Problem requirements: Review the lines that follow and copy each one that contains the word "JSON".
---------- The input ----------
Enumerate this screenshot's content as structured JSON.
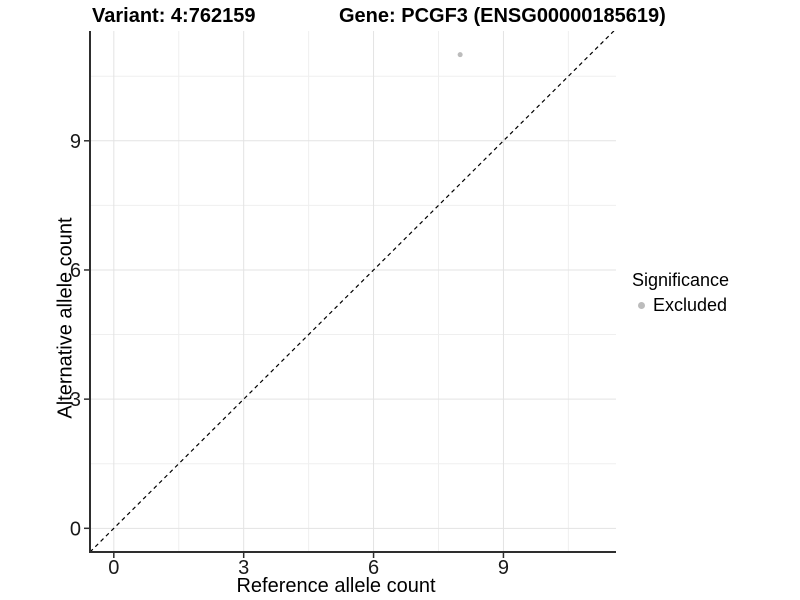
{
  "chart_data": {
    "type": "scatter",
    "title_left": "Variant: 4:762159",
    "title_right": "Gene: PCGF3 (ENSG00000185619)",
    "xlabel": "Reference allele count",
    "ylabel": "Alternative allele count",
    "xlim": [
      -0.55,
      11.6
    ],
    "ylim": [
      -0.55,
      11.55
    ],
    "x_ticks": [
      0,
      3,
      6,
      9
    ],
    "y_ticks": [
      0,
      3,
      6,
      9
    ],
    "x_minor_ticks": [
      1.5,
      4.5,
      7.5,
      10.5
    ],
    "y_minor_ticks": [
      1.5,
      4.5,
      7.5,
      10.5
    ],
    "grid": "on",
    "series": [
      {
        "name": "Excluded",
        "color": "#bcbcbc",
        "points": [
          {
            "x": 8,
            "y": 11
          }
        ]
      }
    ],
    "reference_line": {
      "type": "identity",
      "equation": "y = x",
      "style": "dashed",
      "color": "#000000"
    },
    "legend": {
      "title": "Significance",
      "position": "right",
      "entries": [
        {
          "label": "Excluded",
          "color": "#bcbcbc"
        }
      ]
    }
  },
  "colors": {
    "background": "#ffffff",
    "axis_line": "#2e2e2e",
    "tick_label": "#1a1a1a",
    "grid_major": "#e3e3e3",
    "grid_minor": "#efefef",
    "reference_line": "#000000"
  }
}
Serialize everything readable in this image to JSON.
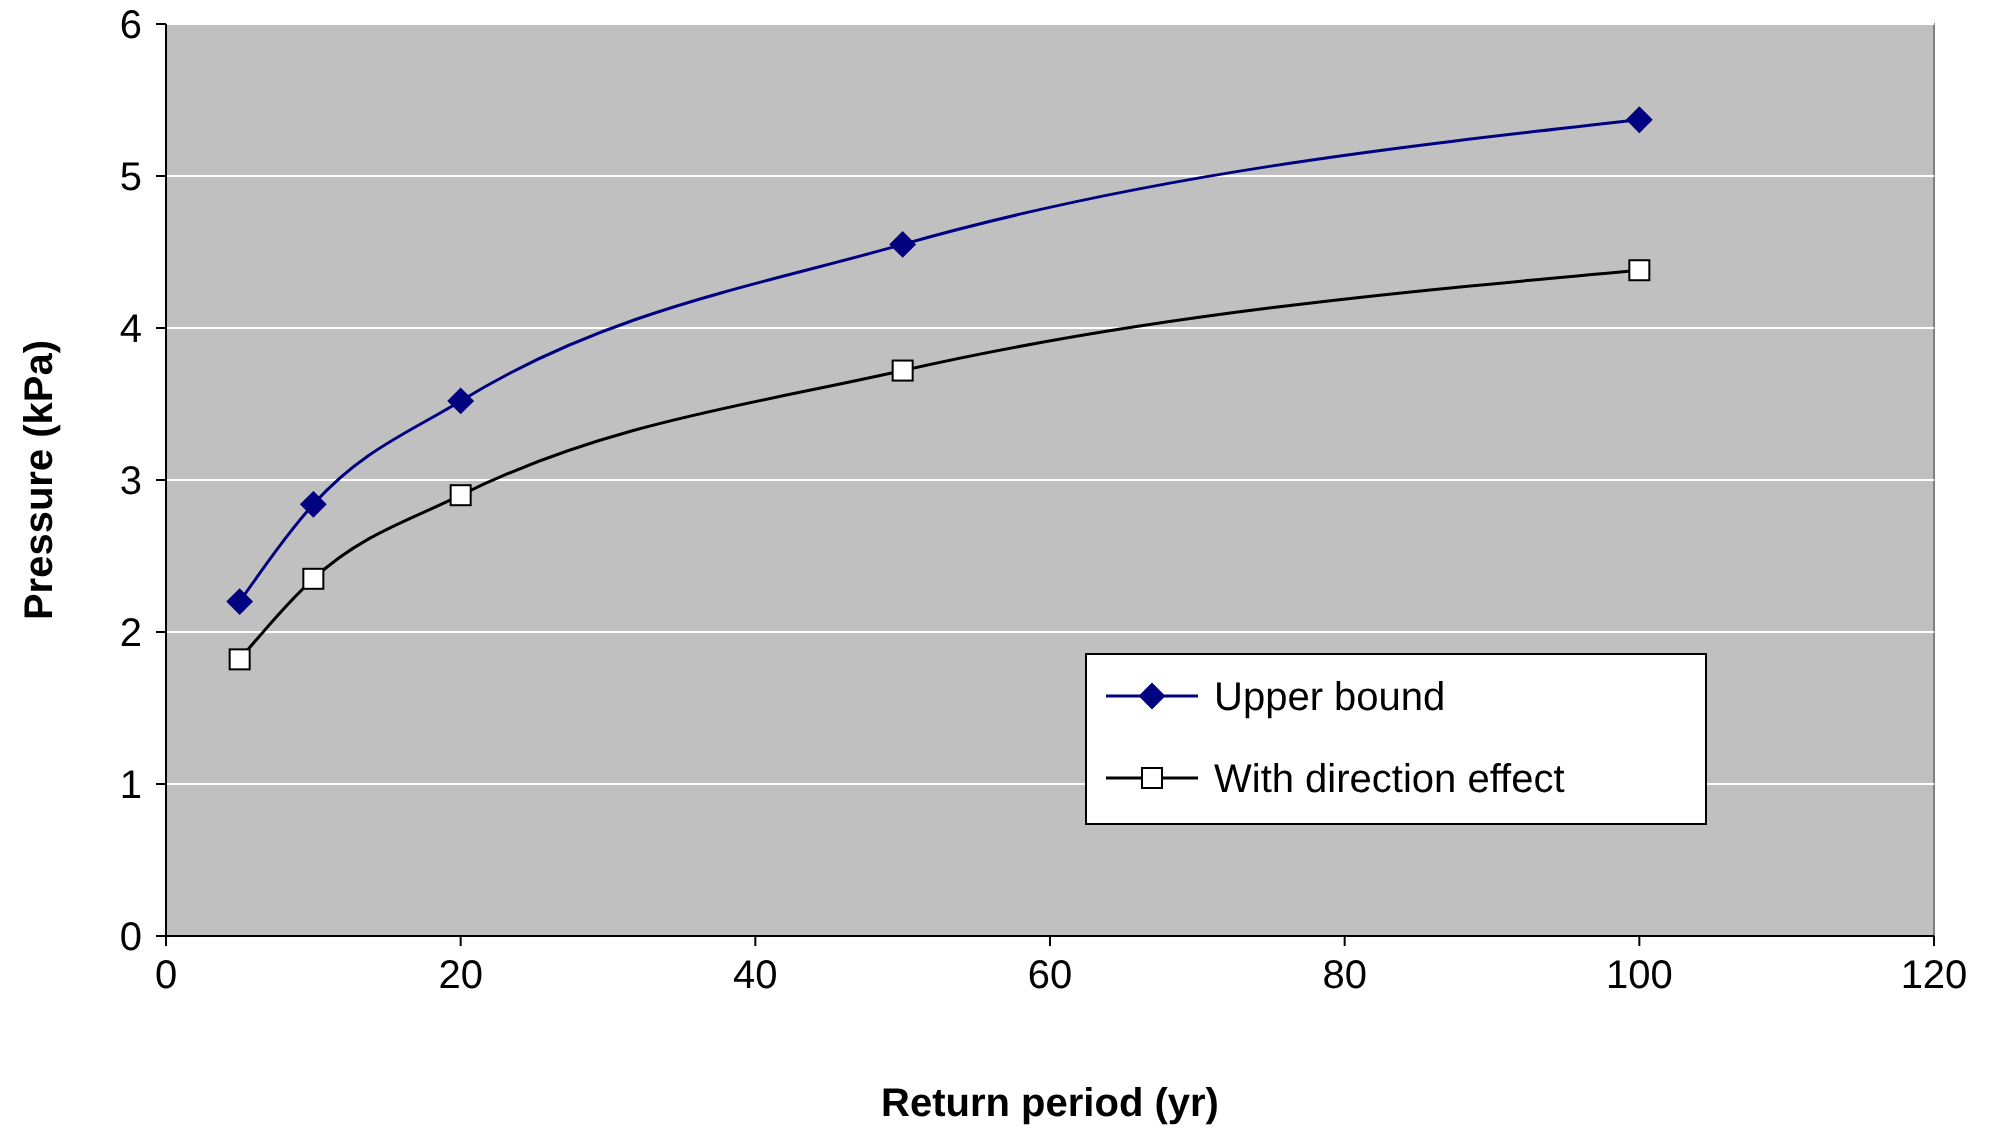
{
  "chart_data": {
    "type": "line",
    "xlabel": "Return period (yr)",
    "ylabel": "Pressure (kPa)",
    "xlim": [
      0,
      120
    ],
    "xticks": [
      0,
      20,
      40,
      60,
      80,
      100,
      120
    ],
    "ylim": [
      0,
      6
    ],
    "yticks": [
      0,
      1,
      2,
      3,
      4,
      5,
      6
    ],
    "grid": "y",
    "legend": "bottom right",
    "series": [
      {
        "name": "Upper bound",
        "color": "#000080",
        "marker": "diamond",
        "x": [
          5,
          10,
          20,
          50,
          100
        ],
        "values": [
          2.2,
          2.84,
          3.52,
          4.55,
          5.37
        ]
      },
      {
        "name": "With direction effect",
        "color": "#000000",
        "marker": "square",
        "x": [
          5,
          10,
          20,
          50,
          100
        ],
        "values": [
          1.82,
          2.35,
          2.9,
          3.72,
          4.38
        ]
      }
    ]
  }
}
----------
Solved exercise:
Enumerate this screenshot's content as structured JSON.
Serialize everything readable in this image to JSON.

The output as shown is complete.